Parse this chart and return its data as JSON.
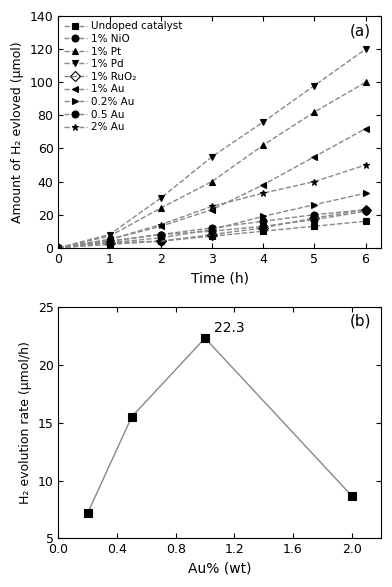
{
  "panel_a": {
    "title": "(a)",
    "xlabel": "Time (h)",
    "ylabel": "Amount of H₂ evloved (μmol)",
    "xlim": [
      0,
      6.3
    ],
    "ylim": [
      0,
      140
    ],
    "xticks": [
      0,
      1,
      2,
      3,
      4,
      5,
      6
    ],
    "yticks": [
      0,
      20,
      40,
      60,
      80,
      100,
      120,
      140
    ],
    "series": [
      {
        "label": "Undoped catalyst",
        "x": [
          0,
          1,
          2,
          3,
          4,
          5,
          6
        ],
        "y": [
          0,
          2,
          4,
          7,
          10,
          13,
          16
        ],
        "marker": "s",
        "fillstyle": "full",
        "color": "black"
      },
      {
        "label": "1% NiO",
        "x": [
          0,
          1,
          2,
          3,
          4,
          5,
          6
        ],
        "y": [
          0,
          4,
          8,
          12,
          16,
          20,
          23
        ],
        "marker": "o",
        "fillstyle": "full",
        "color": "black"
      },
      {
        "label": "1% Pt",
        "x": [
          0,
          1,
          2,
          3,
          4,
          5,
          6
        ],
        "y": [
          0,
          7,
          24,
          40,
          62,
          82,
          100
        ],
        "marker": "^",
        "fillstyle": "full",
        "color": "black"
      },
      {
        "label": "1% Pd",
        "x": [
          0,
          1,
          2,
          3,
          4,
          5,
          6
        ],
        "y": [
          0,
          8,
          30,
          55,
          76,
          98,
          120
        ],
        "marker": "v",
        "fillstyle": "full",
        "color": "black"
      },
      {
        "label": "1% RuO₂",
        "x": [
          0,
          1,
          2,
          3,
          4,
          5,
          6
        ],
        "y": [
          0,
          3,
          4,
          8,
          12,
          18,
          23
        ],
        "marker": "D",
        "fillstyle": "none",
        "color": "black"
      },
      {
        "label": "1% Au",
        "x": [
          0,
          1,
          2,
          3,
          4,
          5,
          6
        ],
        "y": [
          0,
          5,
          13,
          23,
          38,
          55,
          72
        ],
        "marker": "<",
        "fillstyle": "full",
        "color": "black"
      },
      {
        "label": "0.2% Au",
        "x": [
          0,
          1,
          2,
          3,
          4,
          5,
          6
        ],
        "y": [
          0,
          3,
          6,
          11,
          19,
          26,
          33
        ],
        "marker": ">",
        "fillstyle": "full",
        "color": "black"
      },
      {
        "label": "0.5 Au",
        "x": [
          0,
          1,
          2,
          3,
          4,
          5,
          6
        ],
        "y": [
          0,
          4,
          8,
          10,
          13,
          17,
          22
        ],
        "marker": "o",
        "fillstyle": "full",
        "color": "black"
      },
      {
        "label": "2% Au",
        "x": [
          0,
          1,
          2,
          3,
          4,
          5,
          6
        ],
        "y": [
          0,
          5,
          14,
          25,
          33,
          40,
          50
        ],
        "marker": "*",
        "fillstyle": "full",
        "color": "black"
      }
    ]
  },
  "panel_b": {
    "title": "(b)",
    "xlabel": "Au% (wt)",
    "ylabel": "H₂ evolution rate (μmol/h)",
    "xlim": [
      0.0,
      2.2
    ],
    "ylim": [
      5,
      25
    ],
    "xticks": [
      0.0,
      0.4,
      0.8,
      1.2,
      1.6,
      2.0
    ],
    "yticks": [
      5,
      10,
      15,
      20,
      25
    ],
    "x": [
      0.2,
      0.5,
      1.0,
      2.0
    ],
    "y": [
      7.2,
      15.5,
      22.3,
      8.7
    ],
    "peak_label": "22.3",
    "peak_x": 1.0,
    "peak_y": 22.3,
    "marker": "s",
    "color": "black"
  },
  "bg_color": "#ffffff",
  "line_color": "black",
  "line_color_gray": "#888888"
}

##############################

WRITTEN EXERCISE
Using the material above, return every line exactly as it appears, minus the pictures.

RESULT BELOW
Parse this chart and return its data as JSON.
{
  "panel_a": {
    "title": "(a)",
    "xlabel": "Time (h)",
    "ylabel": "Amount of H₂ evloved (μmol)",
    "xlim": [
      0,
      6.3
    ],
    "ylim": [
      0,
      140
    ],
    "xticks": [
      0,
      1,
      2,
      3,
      4,
      5,
      6
    ],
    "yticks": [
      0,
      20,
      40,
      60,
      80,
      100,
      120,
      140
    ],
    "series": [
      {
        "label": "Undoped catalyst",
        "x": [
          0,
          1,
          2,
          3,
          4,
          5,
          6
        ],
        "y": [
          0,
          2,
          4,
          7,
          10,
          13,
          16
        ],
        "marker": "s",
        "fillstyle": "full",
        "color": "black"
      },
      {
        "label": "1% NiO",
        "x": [
          0,
          1,
          2,
          3,
          4,
          5,
          6
        ],
        "y": [
          0,
          4,
          8,
          12,
          16,
          20,
          23
        ],
        "marker": "o",
        "fillstyle": "full",
        "color": "black"
      },
      {
        "label": "1% Pt",
        "x": [
          0,
          1,
          2,
          3,
          4,
          5,
          6
        ],
        "y": [
          0,
          7,
          24,
          40,
          62,
          82,
          100
        ],
        "marker": "^",
        "fillstyle": "full",
        "color": "black"
      },
      {
        "label": "1% Pd",
        "x": [
          0,
          1,
          2,
          3,
          4,
          5,
          6
        ],
        "y": [
          0,
          8,
          30,
          55,
          76,
          98,
          120
        ],
        "marker": "v",
        "fillstyle": "full",
        "color": "black"
      },
      {
        "label": "1% RuO₂",
        "x": [
          0,
          1,
          2,
          3,
          4,
          5,
          6
        ],
        "y": [
          0,
          3,
          4,
          8,
          12,
          18,
          23
        ],
        "marker": "D",
        "fillstyle": "none",
        "color": "black"
      },
      {
        "label": "1% Au",
        "x": [
          0,
          1,
          2,
          3,
          4,
          5,
          6
        ],
        "y": [
          0,
          5,
          13,
          23,
          38,
          55,
          72
        ],
        "marker": "<",
        "fillstyle": "full",
        "color": "black"
      },
      {
        "label": "0.2% Au",
        "x": [
          0,
          1,
          2,
          3,
          4,
          5,
          6
        ],
        "y": [
          0,
          3,
          6,
          11,
          19,
          26,
          33
        ],
        "marker": ">",
        "fillstyle": "full",
        "color": "black"
      },
      {
        "label": "0.5 Au",
        "x": [
          0,
          1,
          2,
          3,
          4,
          5,
          6
        ],
        "y": [
          0,
          4,
          8,
          10,
          13,
          17,
          22
        ],
        "marker": "o",
        "fillstyle": "full",
        "color": "black"
      },
      {
        "label": "2% Au",
        "x": [
          0,
          1,
          2,
          3,
          4,
          5,
          6
        ],
        "y": [
          0,
          5,
          14,
          25,
          33,
          40,
          50
        ],
        "marker": "*",
        "fillstyle": "full",
        "color": "black"
      }
    ]
  },
  "panel_b": {
    "title": "(b)",
    "xlabel": "Au% (wt)",
    "ylabel": "H₂ evolution rate (μmol/h)",
    "xlim": [
      0.0,
      2.2
    ],
    "ylim": [
      5,
      25
    ],
    "xticks": [
      0.0,
      0.4,
      0.8,
      1.2,
      1.6,
      2.0
    ],
    "yticks": [
      5,
      10,
      15,
      20,
      25
    ],
    "x": [
      0.2,
      0.5,
      1.0,
      2.0
    ],
    "y": [
      7.2,
      15.5,
      22.3,
      8.7
    ],
    "peak_label": "22.3",
    "peak_x": 1.0,
    "peak_y": 22.3,
    "marker": "s",
    "color": "black"
  },
  "bg_color": "#ffffff",
  "line_color": "black",
  "line_color_gray": "#888888"
}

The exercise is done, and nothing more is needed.